▶ _給定文章_:

··········

[LeetCode] #49 Group Anagrams


Problem

找字元組成相同但順序不同的字串. a.k.a anagrams

  • Link
  • 等級:Medium
  • 推薦指數:[] 土法煉鋼,沒什麼高深想法,稍有練習不同語言基本語法的作用。字元組成相同,代表每一個 char 使用的次數相同,所以問題就轉變為替每一種樣式創造一個 unique 的 identifier

有人推薦過的題目的我才會紀錄,所以即使我覺得只有一顆星他依舊是一題有其他人推薦的題目,只是我自己不覺得需要刷
代表我覺得有時間再看就好
代表可以刷
代表一定刷
代表多刷幾次甚至把所有 solution 都弄懂

想法

字元組成相同,代表每一個 char 使用的次數相同,比如 a 都出現 2 次,b 都出現 1 次,c 都出現 3 次,那不管順序怎麼換,都是為同一組
所以問題就轉變為替每一種樣式創造一個 unique 的 identifier,比如 a2b1c3d0e0f0...

Source Code (Python)

class Solution:
    def groupAnagrams(self, strs: List[str]) -> List[List[str]]:
        base = ord('a')
        
        collect = {} # { str: [str, str, ...], str: [str, str, ...] }
        for s in strs: # O(N)
            count = [0]*26
            for c in s: # O(K)
                count[ord(c)-base] += 1

            # list is not hashable, dict is not hashable
            '''id = ""
            for n in count: # O(26)
                id += (str(n)+",")'''
            id = tuple(count) # tuple is hashable. 這個轉換會比上面自己轉成 string 快一些

            if id in collect:
                collect[id].append(s)
            else:
                collect[id] = [s]

        return collect.values()

時間複雜度是 O(NK)N=len(strs)K 是每個 strs 中每個 string 的(平均/最大)長度

Source Code (Go)

func groupAnagrams(strs []string) [][]string {
    base := int('a')

    collect := make(map[[26]int][]string) // map { array [26]int: slice [strings] }.
    //  - array 可以作為 map 的 index
    //  - make() will do initialize. not zeroed, but still initialized)
    for _,s := range strs {
        count := [26]int{} // array
        for _,c := range s {
            count[int(c)-base]++
        }
        collect[count] = append(collect[count], s) // so we can directly do appen here
    }
    
    ans := make([][]string, 0)

··········

▶ _待解問題_:
1. 從這篇 Group Anagrams 解題筆記中擷取一段:自「字元組成相同,代表每一個 char 使用的次數相同,比如」起,一路往下到「base = ord('a')」為止,逐字照抄。
2. 在 Group Anagrams 解題筆記的 Python 解法裡,count 被轉成哪種型別來當作 collect 字典的鍵?
3. 接著這篇 Group Anagrams 解題筆記最後一行往下寫。

··········

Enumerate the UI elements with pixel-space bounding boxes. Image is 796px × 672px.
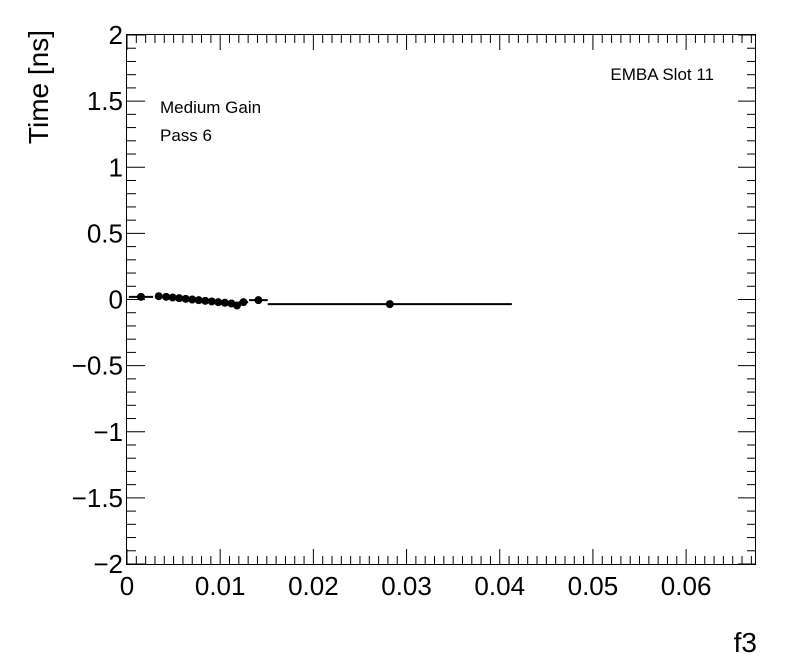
x-tick-label: 0.03 (381, 571, 432, 601)
x-tick-label: 0.05 (568, 571, 619, 601)
data-point (214, 298, 223, 307)
x-tick-labels: 0 0.01 0.02 0.03 0.04 0.05 0.06 (120, 571, 712, 601)
point-marker (162, 292, 171, 301)
x-tick-label: 0 (120, 571, 134, 601)
y-tick-label: 2 (109, 20, 123, 50)
point-marker (207, 297, 216, 306)
data-point (188, 295, 197, 304)
point-marker (385, 300, 394, 309)
data-point (168, 293, 177, 302)
data-point (154, 292, 163, 301)
y-tick-label: 1.5 (87, 86, 123, 116)
data-point (128, 292, 154, 301)
point-marker (220, 298, 229, 307)
y-axis-label: Time [ns] (23, 30, 54, 144)
x-tick-label: 0.06 (661, 571, 712, 601)
data-point (181, 294, 190, 303)
data-point (162, 292, 171, 301)
point-marker (175, 294, 184, 303)
point-marker (201, 296, 210, 305)
point-marker (154, 292, 163, 301)
axis-ticks (126, 34, 756, 565)
data-point (232, 301, 241, 310)
point-marker (239, 298, 248, 307)
y-tick-label: 0 (109, 285, 123, 315)
data-point (201, 296, 210, 305)
pass-annotation: Pass 6 (160, 126, 212, 145)
point-marker (181, 294, 190, 303)
gain-annotation: Medium Gain (160, 98, 261, 117)
data-point (194, 296, 203, 305)
point-marker (232, 301, 241, 310)
point-marker (214, 298, 223, 307)
point-marker (254, 296, 263, 305)
data-point (249, 296, 268, 305)
y-tick-label: 0.5 (87, 218, 123, 248)
x-axis-label: f3 (734, 627, 757, 658)
point-marker (168, 293, 177, 302)
y-tick-labels: 2 1.5 1 0.5 0 −0.5 −1 −1.5 −2 (72, 20, 123, 579)
point-marker (188, 295, 197, 304)
data-point (207, 297, 216, 306)
y-tick-label: −2 (93, 549, 123, 579)
y-tick-label: 1 (109, 152, 123, 182)
y-tick-label: −1 (93, 417, 123, 447)
point-marker (136, 292, 145, 301)
data-point (238, 298, 249, 307)
y-tick-label: −1.5 (72, 483, 123, 513)
point-marker (194, 296, 203, 305)
data-points (128, 292, 512, 310)
data-point (267, 300, 512, 309)
data-point (220, 298, 229, 307)
x-tick-label: 0.02 (288, 571, 339, 601)
x-tick-label: 0.04 (474, 571, 525, 601)
y-tick-label: −0.5 (72, 351, 123, 381)
data-point (175, 294, 184, 303)
x-tick-label: 0.01 (195, 571, 246, 601)
slot-annotation: EMBA Slot 11 (610, 65, 714, 84)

··········

▶ _各題解答_:
1.
字元組成相同,代表每一個 char 使用的次數相同,比如 a 都出現 2 次,b 都出現 1 次,c 都出現 3 次,那不管順序怎麼換,都是為同一組
所以問題就轉變為替每一種樣式創造一個 unique 的 identifier,比如 a2b1c3d0e0f0...

Source Code (Python)

class Solution:
    def groupAnagrams(self, strs: List[str]) -> List[List[str]]:
        base = ord('a')

2. 轉成 tuple(`id = tuple(count)`),因為 tuple 是 hashable。

3.
    for _,v := range collect {
        ans = append(ans, v)
    }
    
    return ans
}

Source Code (Rust)

impl Solution {
    pub fn group_anagrams(strs: Vec<String>) -> Vec<Vec<String>> {
        use std::collections::HashMap;
        let base = 'a' as u32;
        
        let mut collect: HashMap<String, Vec<String>> = HashMap::new();
        for s in strs {
            let mut count: [i32; 26] = [0; 26];
            for c in s.chars() {
                count[(c as u32 - base) as usize] += 1;
            }
            
            let id = format!("{:?}", count); // rust 無法直接以 array 作為 hashmap,除非實作 Eq 和 Hash traits
            match collect.get_mut(&id) {
                Some(r) => { r.push(s); }, // r is auto deref
                None => { collect.insert(id, vec![s]); }
            }
        }
        
        let mut ans: Vec<Vec<String>> = vec![];
        for (_,v) in collect.drain() { // remove from the collect since we no longer need
            ans.push(v);
        }
        
        ans
    }
}

Source Code (C)

#define MAX_GROUP 16

char* itoa(int val, int base){
	static char buf[32] = {0};
	int i = 30;
	for(; val && i ; --i, val /= base)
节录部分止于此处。